> [YOUR GOAL] Copy every line of the data in which the word "Stellv" occurs.

start TASK INPUT

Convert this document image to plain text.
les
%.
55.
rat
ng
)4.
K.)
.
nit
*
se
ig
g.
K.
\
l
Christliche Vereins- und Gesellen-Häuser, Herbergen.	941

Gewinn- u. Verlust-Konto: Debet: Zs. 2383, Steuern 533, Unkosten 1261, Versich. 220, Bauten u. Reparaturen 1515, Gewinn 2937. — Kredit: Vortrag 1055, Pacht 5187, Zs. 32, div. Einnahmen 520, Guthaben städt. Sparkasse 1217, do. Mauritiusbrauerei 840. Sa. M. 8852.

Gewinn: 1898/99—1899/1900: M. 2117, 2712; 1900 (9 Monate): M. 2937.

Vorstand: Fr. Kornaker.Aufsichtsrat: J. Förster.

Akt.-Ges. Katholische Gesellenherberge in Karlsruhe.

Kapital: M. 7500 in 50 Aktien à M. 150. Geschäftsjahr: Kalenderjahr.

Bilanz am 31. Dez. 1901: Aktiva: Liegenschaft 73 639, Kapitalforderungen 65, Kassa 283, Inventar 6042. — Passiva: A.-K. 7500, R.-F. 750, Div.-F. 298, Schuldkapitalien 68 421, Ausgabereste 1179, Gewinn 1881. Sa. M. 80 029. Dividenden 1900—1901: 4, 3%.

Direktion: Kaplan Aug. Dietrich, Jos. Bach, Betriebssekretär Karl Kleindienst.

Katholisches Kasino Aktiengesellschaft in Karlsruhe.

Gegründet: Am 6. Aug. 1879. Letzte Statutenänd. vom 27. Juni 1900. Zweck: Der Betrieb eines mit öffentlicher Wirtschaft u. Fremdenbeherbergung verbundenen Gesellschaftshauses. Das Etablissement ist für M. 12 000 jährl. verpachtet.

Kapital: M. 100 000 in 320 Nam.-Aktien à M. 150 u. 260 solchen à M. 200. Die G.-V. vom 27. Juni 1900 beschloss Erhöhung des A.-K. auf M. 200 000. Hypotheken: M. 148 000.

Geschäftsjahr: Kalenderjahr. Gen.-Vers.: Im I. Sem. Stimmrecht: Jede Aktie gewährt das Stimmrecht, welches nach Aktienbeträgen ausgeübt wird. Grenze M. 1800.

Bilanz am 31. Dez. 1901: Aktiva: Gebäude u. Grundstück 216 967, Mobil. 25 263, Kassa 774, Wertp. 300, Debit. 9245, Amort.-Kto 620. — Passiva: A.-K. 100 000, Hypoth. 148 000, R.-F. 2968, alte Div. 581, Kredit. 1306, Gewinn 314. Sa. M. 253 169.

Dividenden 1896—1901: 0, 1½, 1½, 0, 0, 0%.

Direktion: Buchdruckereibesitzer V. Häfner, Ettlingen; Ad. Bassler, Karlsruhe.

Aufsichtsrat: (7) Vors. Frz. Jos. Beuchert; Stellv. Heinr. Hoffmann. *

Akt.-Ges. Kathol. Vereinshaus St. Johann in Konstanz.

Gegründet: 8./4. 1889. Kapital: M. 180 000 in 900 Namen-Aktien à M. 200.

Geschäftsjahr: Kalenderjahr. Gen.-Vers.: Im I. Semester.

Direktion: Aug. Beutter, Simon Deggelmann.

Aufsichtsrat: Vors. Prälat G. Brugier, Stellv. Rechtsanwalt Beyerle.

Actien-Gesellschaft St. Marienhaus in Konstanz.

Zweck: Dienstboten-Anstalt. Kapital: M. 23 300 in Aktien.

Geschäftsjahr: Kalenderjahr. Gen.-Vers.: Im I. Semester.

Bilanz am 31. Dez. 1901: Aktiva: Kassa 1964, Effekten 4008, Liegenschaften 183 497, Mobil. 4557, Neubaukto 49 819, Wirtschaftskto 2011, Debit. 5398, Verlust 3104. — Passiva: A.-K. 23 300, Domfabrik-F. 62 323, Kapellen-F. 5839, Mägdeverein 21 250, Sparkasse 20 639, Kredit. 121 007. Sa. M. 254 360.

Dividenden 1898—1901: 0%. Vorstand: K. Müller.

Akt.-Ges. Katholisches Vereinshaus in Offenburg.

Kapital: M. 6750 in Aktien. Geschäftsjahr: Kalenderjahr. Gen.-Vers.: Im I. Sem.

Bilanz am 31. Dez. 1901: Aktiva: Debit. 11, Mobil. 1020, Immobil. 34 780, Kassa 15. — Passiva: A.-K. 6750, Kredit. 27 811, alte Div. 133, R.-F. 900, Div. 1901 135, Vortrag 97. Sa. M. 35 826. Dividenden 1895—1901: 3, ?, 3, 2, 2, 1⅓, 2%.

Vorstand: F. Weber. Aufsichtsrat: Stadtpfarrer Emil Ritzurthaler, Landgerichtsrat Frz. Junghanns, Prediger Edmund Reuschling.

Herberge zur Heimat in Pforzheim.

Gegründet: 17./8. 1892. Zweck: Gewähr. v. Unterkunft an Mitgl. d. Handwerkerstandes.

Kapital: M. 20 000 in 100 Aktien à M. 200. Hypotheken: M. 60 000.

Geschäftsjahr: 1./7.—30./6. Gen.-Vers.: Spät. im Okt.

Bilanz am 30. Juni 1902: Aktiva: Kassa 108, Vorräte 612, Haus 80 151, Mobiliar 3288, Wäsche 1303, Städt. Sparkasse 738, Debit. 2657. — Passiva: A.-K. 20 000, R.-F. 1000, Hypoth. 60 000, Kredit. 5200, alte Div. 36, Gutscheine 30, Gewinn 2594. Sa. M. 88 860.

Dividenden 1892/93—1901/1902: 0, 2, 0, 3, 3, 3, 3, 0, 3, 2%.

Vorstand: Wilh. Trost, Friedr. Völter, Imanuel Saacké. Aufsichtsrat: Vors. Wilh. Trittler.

end TASK INPUT

> [OUTPUT OF THE EXERCISE]
Aufsichtsrat: (7) Vors. Frz. Jos. Beuchert; Stellv. Heinr. Hoffmann. *
Aufsichtsrat: Vors. Prälat G. Brugier, Stellv. Rechtsanwalt Beyerle.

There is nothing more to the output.